Spatial layout data:
>> begin

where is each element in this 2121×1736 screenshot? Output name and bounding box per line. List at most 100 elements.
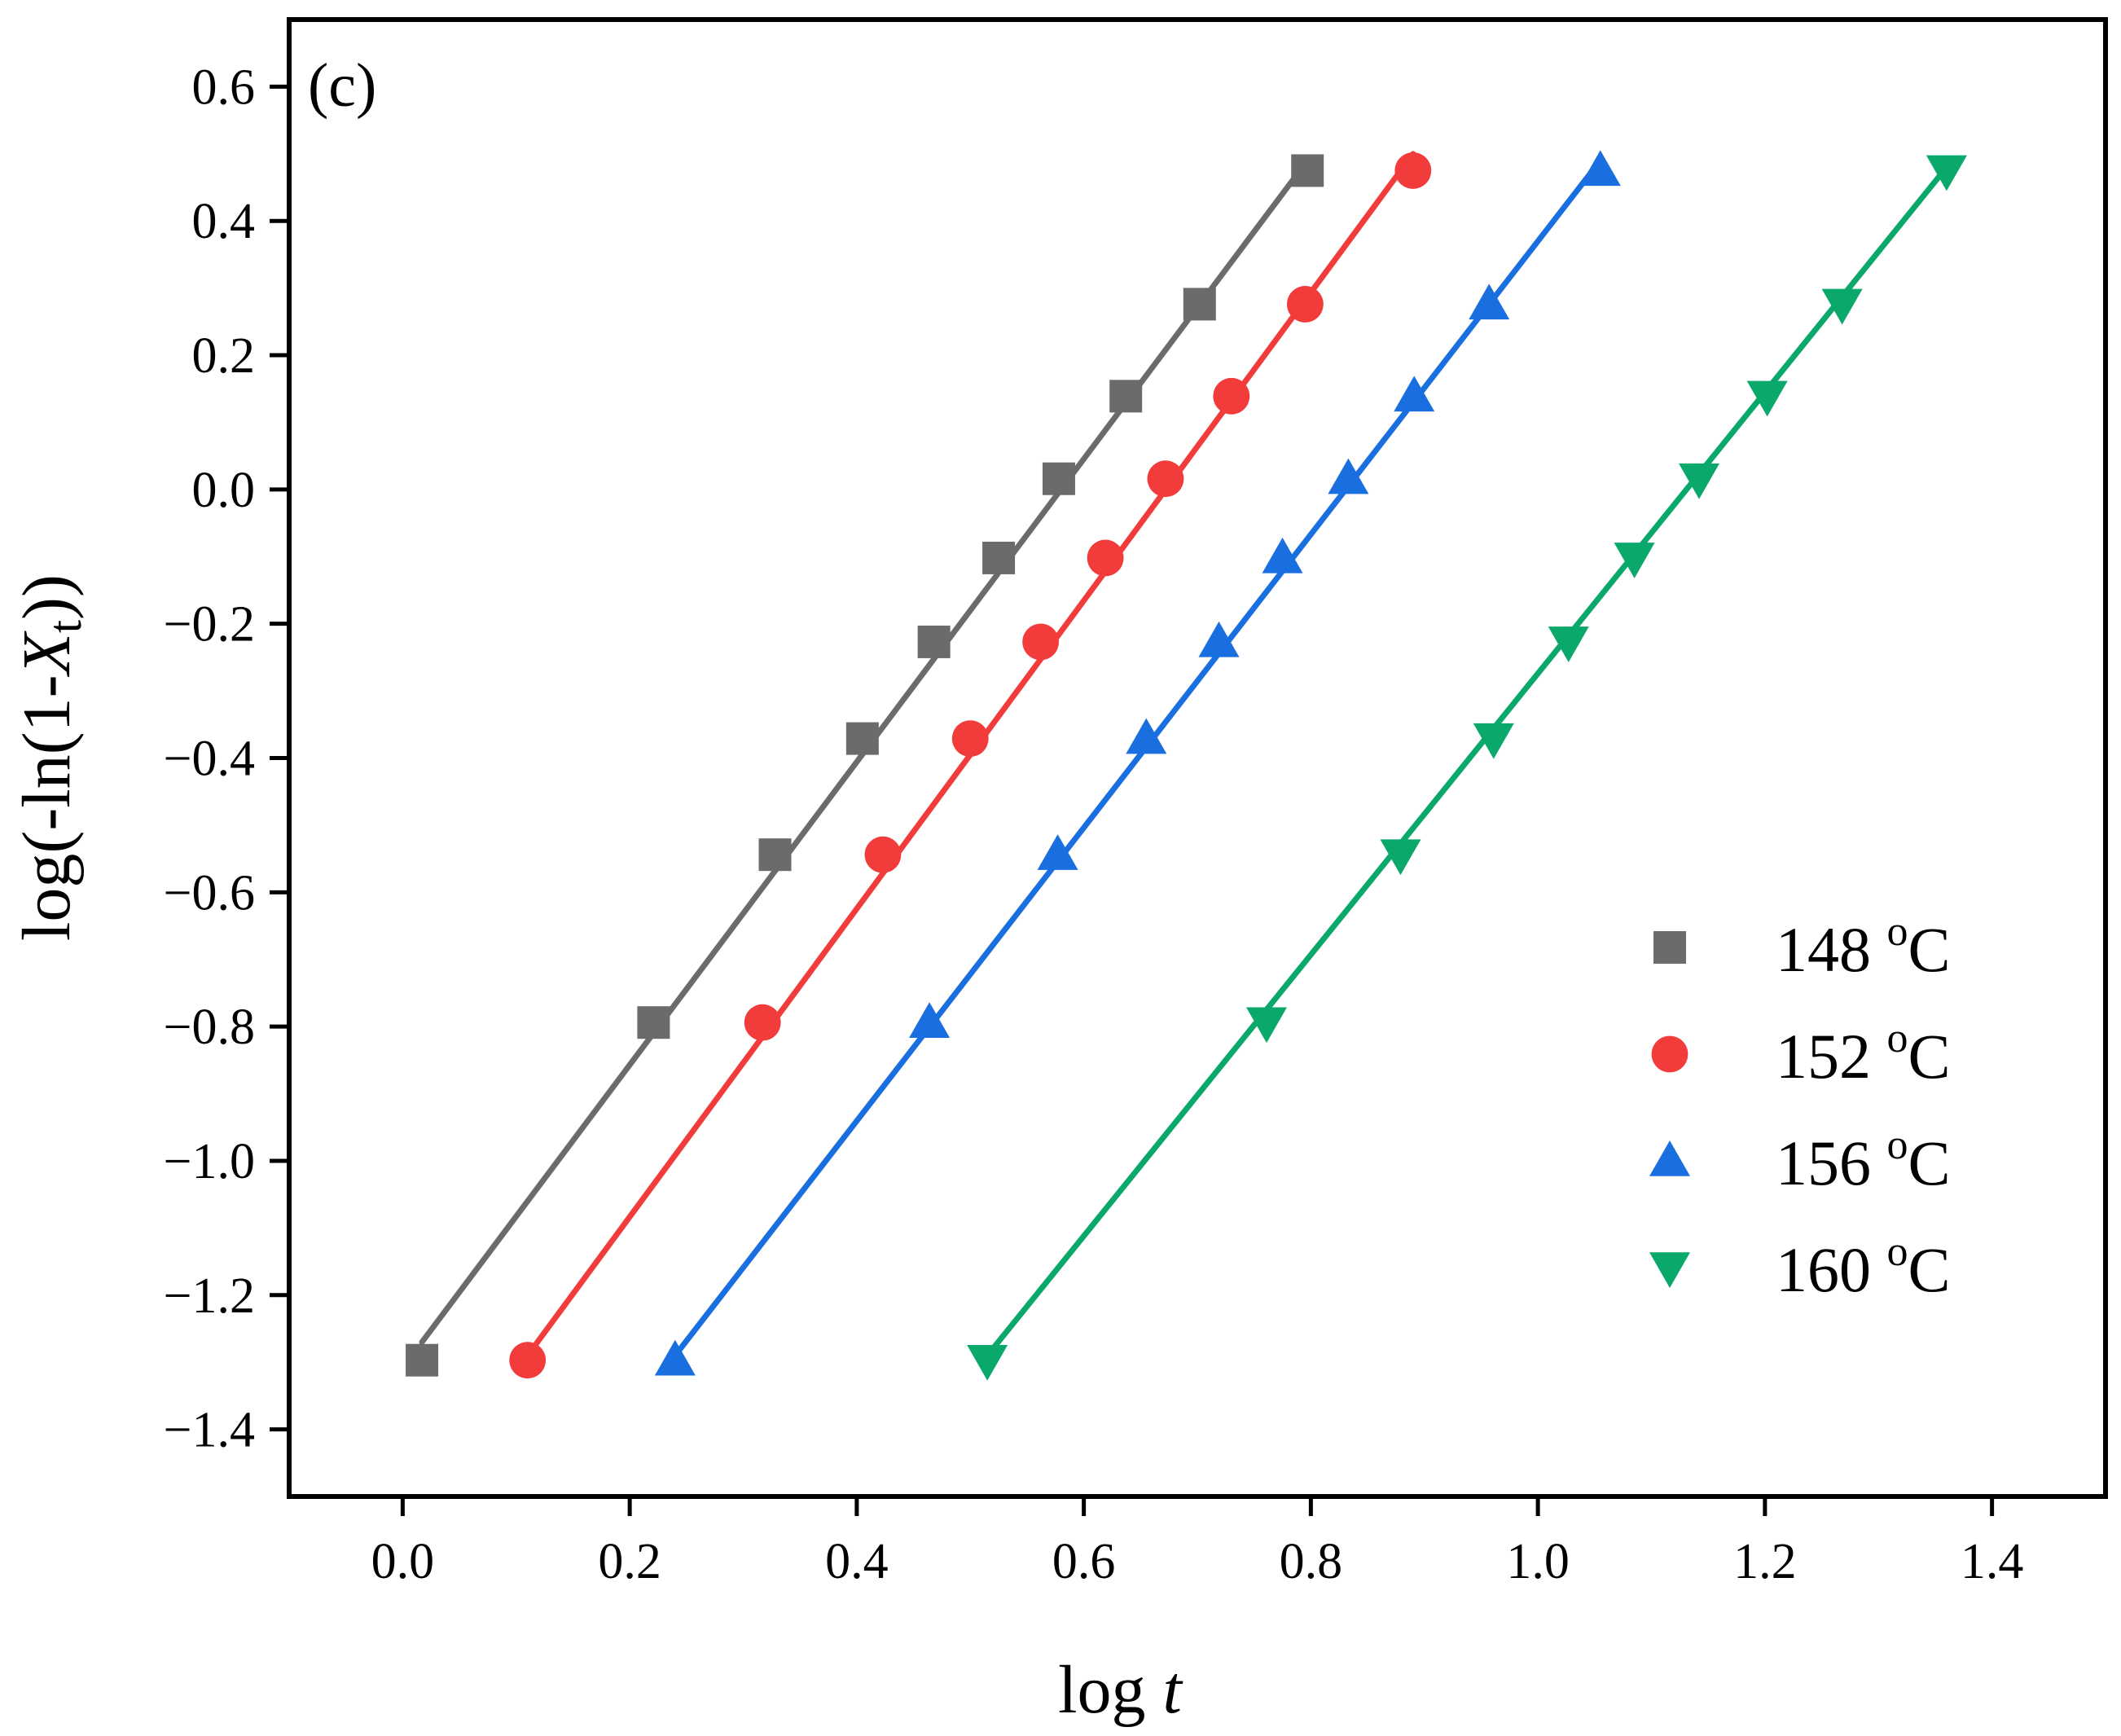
fit-line <box>672 157 1604 1359</box>
data-point <box>1291 154 1324 187</box>
data-point <box>406 1343 439 1377</box>
y-tick-label: −0.6 <box>164 865 255 921</box>
data-point <box>1183 288 1216 321</box>
y-axis: 0.6 0.4 0.2 0.0 −0.2 −0.4 −0.6 −0.8 −1.0 −1.2 −1.4 <box>164 59 289 1458</box>
legend-marker <box>1649 1140 1690 1176</box>
data-point <box>864 836 902 873</box>
x-tick-label: 0.2 <box>598 1534 661 1589</box>
x-tick-label: 0.0 <box>371 1534 435 1589</box>
legend-label-unit: C <box>1908 1021 1951 1092</box>
y-axis-title-suffix: )) <box>9 574 85 620</box>
y-tick-label: −0.2 <box>164 597 255 653</box>
legend-label-unit: C <box>1908 1234 1951 1305</box>
data-point <box>1126 718 1167 754</box>
data-point <box>1109 380 1143 413</box>
data-point <box>1821 288 1863 325</box>
plot-area <box>406 150 1967 1381</box>
panel-label: (c) <box>308 51 376 120</box>
x-axis-title-prefix: log <box>1058 1652 1162 1728</box>
y-axis-title-prefix: log(-ln(1- <box>9 675 85 941</box>
legend-label-unit: C <box>1908 914 1951 985</box>
y-tick-label: −1.0 <box>164 1134 255 1189</box>
data-point <box>1579 150 1621 187</box>
legend-label-number: 152 <box>1776 1021 1887 1092</box>
data-point <box>909 1002 951 1038</box>
data-point <box>1213 377 1250 415</box>
legend-label-degree: o <box>1887 1122 1908 1168</box>
data-point <box>1469 283 1510 320</box>
data-point <box>637 1006 670 1039</box>
legend-marker <box>1653 931 1686 964</box>
series-3 <box>967 155 1967 1381</box>
data-point <box>845 722 879 755</box>
y-tick-label: 0.4 <box>192 194 256 249</box>
legend-label: 156 oC <box>1776 1122 1951 1198</box>
x-axis-title: log t <box>1058 1652 1183 1728</box>
legend-label-number: 156 <box>1776 1127 1887 1198</box>
legend-label-unit: C <box>1908 1127 1951 1198</box>
legend-label-degree: o <box>1887 1228 1908 1275</box>
y-tick-label: −0.8 <box>164 1000 255 1055</box>
y-tick-label: −1.2 <box>164 1268 255 1324</box>
x-tick-label: 0.8 <box>1280 1534 1343 1589</box>
data-point <box>1328 458 1369 494</box>
y-axis-title-var: X <box>9 630 85 677</box>
data-point <box>1087 539 1124 577</box>
data-point <box>509 1342 547 1379</box>
x-tick-label: 0.6 <box>1052 1534 1116 1589</box>
data-point <box>1198 621 1240 657</box>
data-point <box>1042 462 1075 495</box>
data-point <box>1679 463 1720 499</box>
data-point <box>1262 537 1303 574</box>
data-point <box>1926 155 1967 191</box>
series-0 <box>406 154 1324 1377</box>
data-point <box>917 625 951 658</box>
x-tick-label: 1.2 <box>1733 1534 1797 1589</box>
legend-item: 152 oC <box>1651 1015 1951 1092</box>
y-tick-label: −0.4 <box>164 732 255 787</box>
legend-label-degree: o <box>1887 1015 1908 1061</box>
fit-line <box>984 164 1950 1359</box>
x-axis-title-var: t <box>1163 1652 1184 1728</box>
data-point <box>1037 834 1078 870</box>
legend-label-degree: o <box>1887 908 1908 955</box>
series-1 <box>509 151 1432 1379</box>
data-point <box>1022 623 1060 661</box>
legend-label: 152 oC <box>1776 1015 1951 1092</box>
y-axis-title-sub: t <box>38 620 91 633</box>
legend-label-number: 148 <box>1776 914 1887 985</box>
data-point <box>1287 286 1324 323</box>
y-tick-label: 0.0 <box>192 463 256 518</box>
data-point <box>1246 1007 1288 1044</box>
data-point <box>1147 460 1184 498</box>
y-tick-label: −1.4 <box>164 1403 255 1458</box>
legend-marker <box>1649 1252 1690 1288</box>
data-point <box>967 1344 1008 1381</box>
y-tick-label: 0.6 <box>192 59 256 115</box>
legend-label: 160 oC <box>1776 1228 1951 1305</box>
data-point <box>1380 839 1421 876</box>
data-point <box>1614 543 1655 578</box>
legend-label-number: 160 <box>1776 1234 1887 1305</box>
series-2 <box>654 150 1621 1376</box>
legend-item: 156 oC <box>1649 1122 1951 1198</box>
data-point <box>1548 626 1589 662</box>
x-tick-label: 1.0 <box>1506 1534 1570 1589</box>
x-axis: 0.0 0.2 0.4 0.6 0.8 1.0 1.2 1.4 <box>371 1496 2024 1589</box>
y-axis-title: log(-ln(1-Xt)) <box>9 574 91 941</box>
data-point <box>1473 723 1514 759</box>
x-tick-label: 1.4 <box>1961 1534 2024 1589</box>
y-tick-label: 0.2 <box>192 328 256 384</box>
data-point <box>951 720 989 758</box>
legend-label: 148 oC <box>1776 908 1951 985</box>
data-point <box>744 1004 781 1041</box>
legend-item: 160 oC <box>1649 1228 1951 1305</box>
data-point <box>1394 376 1435 412</box>
data-point <box>654 1339 696 1376</box>
legend-item: 148 oC <box>1653 908 1951 985</box>
x-tick-label: 0.4 <box>825 1534 889 1589</box>
data-point <box>982 541 1016 574</box>
data-point <box>1394 152 1432 189</box>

>> end

Directions for this task: Write out all the items above again, switching each "data-point" to "dot" and leaving everything else as it is. Leave out the pictures.

Correct result:
where is each element in this 2121×1736 screenshot? Output name and bounding box per line. List at most 100 elements.
fit-line <box>672 157 1604 1359</box>
dot <box>1291 154 1324 187</box>
dot <box>406 1343 439 1377</box>
y-tick-label: −0.6 <box>164 865 255 921</box>
dot <box>1183 288 1216 321</box>
y-axis: 0.6 0.4 0.2 0.0 −0.2 −0.4 −0.6 −0.8 −1.0 −1.2 −1.4 <box>164 59 289 1458</box>
legend-marker <box>1649 1140 1690 1176</box>
dot <box>864 836 902 873</box>
x-tick-label: 0.2 <box>598 1534 661 1589</box>
x-tick-label: 0.0 <box>371 1534 435 1589</box>
legend-label-unit: C <box>1908 1021 1951 1092</box>
y-axis-title-suffix: )) <box>9 574 85 620</box>
y-tick-label: −0.2 <box>164 597 255 653</box>
legend-label-unit: C <box>1908 1234 1951 1305</box>
dot <box>1126 718 1167 754</box>
dot <box>1109 380 1143 413</box>
dot <box>1821 288 1863 325</box>
plot-area <box>406 150 1967 1381</box>
panel-label: (c) <box>308 51 376 120</box>
x-axis-title-prefix: log <box>1058 1652 1162 1728</box>
y-axis-title-prefix: log(-ln(1- <box>9 675 85 941</box>
legend-label-unit: C <box>1908 914 1951 985</box>
y-tick-label: −1.0 <box>164 1134 255 1189</box>
dot <box>1579 150 1621 187</box>
legend-label-number: 152 <box>1776 1021 1887 1092</box>
dot <box>909 1002 951 1038</box>
dot <box>1213 377 1250 415</box>
legend-label-degree: o <box>1887 1122 1908 1168</box>
dot <box>1469 283 1510 320</box>
dot <box>637 1006 670 1039</box>
legend-marker <box>1653 931 1686 964</box>
series-3 <box>967 155 1967 1381</box>
dot <box>845 722 879 755</box>
y-tick-label: 0.4 <box>192 194 256 249</box>
legend-label: 156 oC <box>1776 1122 1951 1198</box>
x-axis-title: log t <box>1058 1652 1183 1728</box>
legend-label-number: 156 <box>1776 1127 1887 1198</box>
legend-label-unit: C <box>1908 1127 1951 1198</box>
legend-label-degree: o <box>1887 1228 1908 1275</box>
y-tick-label: −0.8 <box>164 1000 255 1055</box>
y-tick-label: −1.2 <box>164 1268 255 1324</box>
x-tick-label: 0.8 <box>1280 1534 1343 1589</box>
dot <box>1328 458 1369 494</box>
y-axis-title-var: X <box>9 630 85 677</box>
dot <box>1087 539 1124 577</box>
dot <box>509 1342 547 1379</box>
x-tick-label: 0.6 <box>1052 1534 1116 1589</box>
dot <box>1198 621 1240 657</box>
dot <box>1042 462 1075 495</box>
dot <box>1679 463 1720 499</box>
dot <box>1262 537 1303 574</box>
dot <box>1926 155 1967 191</box>
series-0 <box>406 154 1324 1377</box>
dot <box>917 625 951 658</box>
x-tick-label: 1.2 <box>1733 1534 1797 1589</box>
legend-item: 152 oC <box>1651 1015 1951 1092</box>
y-tick-label: −0.4 <box>164 732 255 787</box>
legend-label-degree: o <box>1887 1015 1908 1061</box>
fit-line <box>984 164 1950 1359</box>
x-axis-title-var: t <box>1163 1652 1184 1728</box>
dot <box>1037 834 1078 870</box>
legend-label-degree: o <box>1887 908 1908 955</box>
series-1 <box>509 151 1432 1379</box>
dot <box>1022 623 1060 661</box>
legend-label: 152 oC <box>1776 1015 1951 1092</box>
y-axis-title-sub: t <box>38 620 91 633</box>
legend-label-number: 148 <box>1776 914 1887 985</box>
dot <box>1287 286 1324 323</box>
y-tick-label: 0.0 <box>192 463 256 518</box>
dot <box>1246 1007 1288 1044</box>
dot <box>1147 460 1184 498</box>
y-tick-label: −1.4 <box>164 1403 255 1458</box>
legend-marker <box>1649 1252 1690 1288</box>
dot <box>967 1344 1008 1381</box>
y-tick-label: 0.6 <box>192 59 256 115</box>
legend-label: 160 oC <box>1776 1228 1951 1305</box>
dot <box>1380 839 1421 876</box>
dot <box>1614 543 1655 578</box>
legend-label-number: 160 <box>1776 1234 1887 1305</box>
series-2 <box>654 150 1621 1376</box>
legend-item: 156 oC <box>1649 1122 1951 1198</box>
dot <box>1548 626 1589 662</box>
x-tick-label: 1.0 <box>1506 1534 1570 1589</box>
x-axis: 0.0 0.2 0.4 0.6 0.8 1.0 1.2 1.4 <box>371 1496 2024 1589</box>
y-axis-title: log(-ln(1-Xt)) <box>9 574 91 941</box>
dot <box>1473 723 1514 759</box>
x-tick-label: 1.4 <box>1961 1534 2024 1589</box>
y-tick-label: 0.2 <box>192 328 256 384</box>
dot <box>951 720 989 758</box>
legend-label: 148 oC <box>1776 908 1951 985</box>
dot <box>744 1004 781 1041</box>
legend-item: 160 oC <box>1649 1228 1951 1305</box>
dot <box>1394 376 1435 412</box>
dot <box>654 1339 696 1376</box>
legend-item: 148 oC <box>1653 908 1951 985</box>
x-tick-label: 0.4 <box>825 1534 889 1589</box>
dot <box>982 541 1016 574</box>
dot <box>1394 152 1432 189</box>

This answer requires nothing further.